With the thunder drum, it mattered that the hide used came from the Gibraltar Charger and not another animal. It mattered also that Gibraltar was a war hero. Indeed, the association of thunder drums with performances of a military nature was especially useful for a theatre that in the early nineteenth century turned much of its attention to the staging of grand military equestrian extravaganzas known as hippodramas. Over the nineteenth century, these spectacles became the most popular theatre productions of the age, with many produced around the approximate date of Gibraltar’s death and first performances as a drum.69 While there is no extant record of which productions Gibraltar as the thunder drum may have been a part of, all these plays in some form contain military or nationalistic subject matter.70

While the Gibraltar Charger experienced a long and, it seems, cared-for history at the Amphitheatre, he was above all a military horse. Even though Decastro does not accurately record his connection to the Siege of Gibraltar, it seems Gibraltar’s connection to General Elliot and military action in general remained firmly entrenched within Amphitheatre lore. Gibraltar’s overall militaristic history is in keeping with the acts he performed in 1788, and the ones which gained him celebrity status as a result. For instance, Gibraltar’s first public appearance on 4 June 1788 was timed to celebrate the birthday of George III and overtly connected military courage with support for the crown. Part of the celebrations consisted of a fireworks display lit on a barge in the centre of the Thames River. The Gibraltar Charger was also on this barge, “courageous[ly]” and unconcernedly “entirely covered with fire, which seemed to be his favourite element.”71 The Morning Chronicle and London Advertiser even jokingly asked “whether the Gibraltar Charger has not been used to eat fire, as he seems to be so very fond of it.”72 Indeed, he “stood as firm as the Rock of Gibraltar itself” through the entire ordeal.73 From here, Gibraltar frequently performed his military training in conjunction with (indoor) fireworks and the firing of weaponry (including a small cannon) from his back, proving beyond doubt his ability to “withstand fire” as ideal military chargers (and according to Philip Astley, all horses) naturally should. Indeed, as the Morning Post and Daily Advertiser pointed out, Gibraltar could “stand […] fire so well” due to being ridden by Elliot “during the whole siege of Gibraltar”.74 And, “[e]very body seems desirous of seeing the Horse which carried the gallant Veteran through the glorious toils of war” as a result.75

Even though Gibraltar would go on to perform with John Astley in his equestrian ballet, and more than likely in comedic or “learned horse” parts, it seems he would always be remembered for his nationalistic military service (and the performance of it on the Thames and the Amphitheatre stage in 1788). His military experience, and consequential ability to calmly interact with fireworks and cannon, became synonymous with “him”, with the anthropomorphized construction of his equine self. Gibraltar would always be the horse associated with General Elliot, with battle, the protection of British imperialism, and with his prowess as a Charger — regardless of which name he was subsequently known by or which history he was given. Gibraltar, as the “Ode” about him enthused,

Bore our warlike hero round
Gibraltar’s rocks, while cannons sound,—
      Fly red hot balls in air:
Thousands has he to conquest led;
His course has been o’er slaughtered dead.

*Data listing*:
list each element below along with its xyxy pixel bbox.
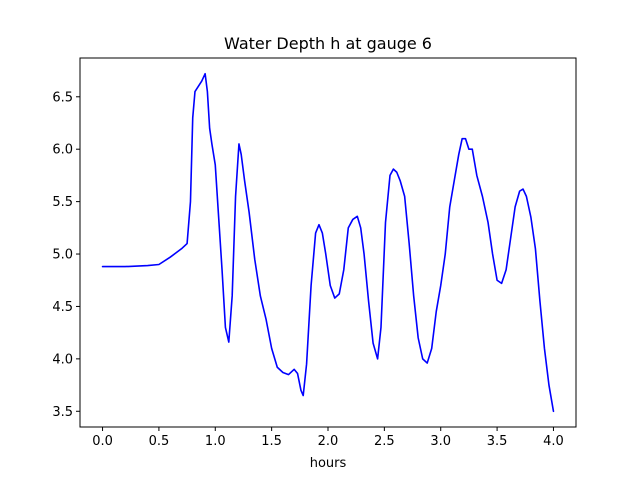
x-axis: 0.0 0.5 1.0 1.5 2.0 2.5 3.0 3.5 4.0: [92, 427, 564, 449]
x-tick-label: 0.0: [92, 434, 113, 449]
series-line-0: [101, 72, 555, 413]
y-tick-label: 4.5: [52, 300, 73, 315]
y-axis: 3.5 4.0 4.5 5.0 5.5 6.0 6.5: [52, 90, 80, 420]
x-tick-label: 0.5: [149, 434, 170, 449]
y-tick-label: 6.0: [52, 143, 73, 158]
x-tick-label: 4.0: [543, 434, 564, 449]
x-tick-label: 3.5: [487, 434, 508, 449]
y-tick-label: 4.0: [52, 352, 73, 367]
y-tick-label: 5.5: [52, 195, 73, 210]
x-tick-label: 1.0: [205, 434, 226, 449]
y-tick-label: 3.5: [52, 405, 73, 420]
x-tick-label: 2.5: [374, 434, 395, 449]
y-tick-label: 6.5: [52, 90, 73, 105]
plot-area: [79, 57, 577, 428]
x-axis-label: hours: [310, 456, 347, 471]
x-tick-label: 2.0: [318, 434, 339, 449]
chart-title: Water Depth h at gauge 6: [224, 34, 432, 53]
y-tick-label: 5.0: [52, 248, 73, 263]
x-tick-label: 3.0: [430, 434, 451, 449]
plot-frame: [79, 57, 577, 428]
x-tick-label: 1.5: [261, 434, 282, 449]
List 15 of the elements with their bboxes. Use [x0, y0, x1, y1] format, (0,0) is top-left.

*Written task 1*:
According to the passage on the Gibraltar Charger, on what date did the horse make its first public appearance?
*Written task 2*:
Transcribe the stretch of the passage on the Gibraltar Charger from "Bore our warlike" through "o’er slaughtered dead.".
*Written task 3*:
Carry on the passage on the Gibraltar Charger from the point at which it ends.
The data is not needed for anything asked here.

*Final answer 1*:
4 June 1788.

*Final answer 2*:
Bore our warlike hero round
Gibraltar’s rocks, while cannons sound,—
      Fly red hot balls in air:
Thousands has he to conquest led;
His course has been o’er slaughtered dead.

*Final answer 3*:
He was “Fearless as noble in his soul”, while “His element is war alone; / On glory’s heights for this he’s known”. And known he was throughout his life, if Decastro’s short note about him is to be believed.76 He was Elliot’s Charger, an honoured veteran of war, and I suspect he remained so for the rest of his life (although no evidence that I could find, other than Decastro’s incorrect history, discusses Gibraltar directly after 1788) (fig. 3). Furthermore, I suggest Gibraltar was also known for his military might after death, and his reputation for the ultimate of military chargers directly informed the decision to taxidermy him into a thunder drum. While we can never be sure of the exact rationale behind Davis’s decision, Gibraltar’s militarized reputation, coupled with the typical valuation of animals alive or dead through use value, suggests the drum as animal-made-object was considered a fitting, even perfect, memorial for an old warhorse.

Fig. 3 John Singleton Copley, General George Augustus Eliot on a Grey Charger: A Study for the “Siege of Gibraltar”, ca. 1787. Oil on canvas, 50.2 × 31.8 cm. The Huntington Library, Art Museum, and Botanical Gardens. Object no. 2001.6.
Courtesy of the Huntington Art Museum, San Marino, California.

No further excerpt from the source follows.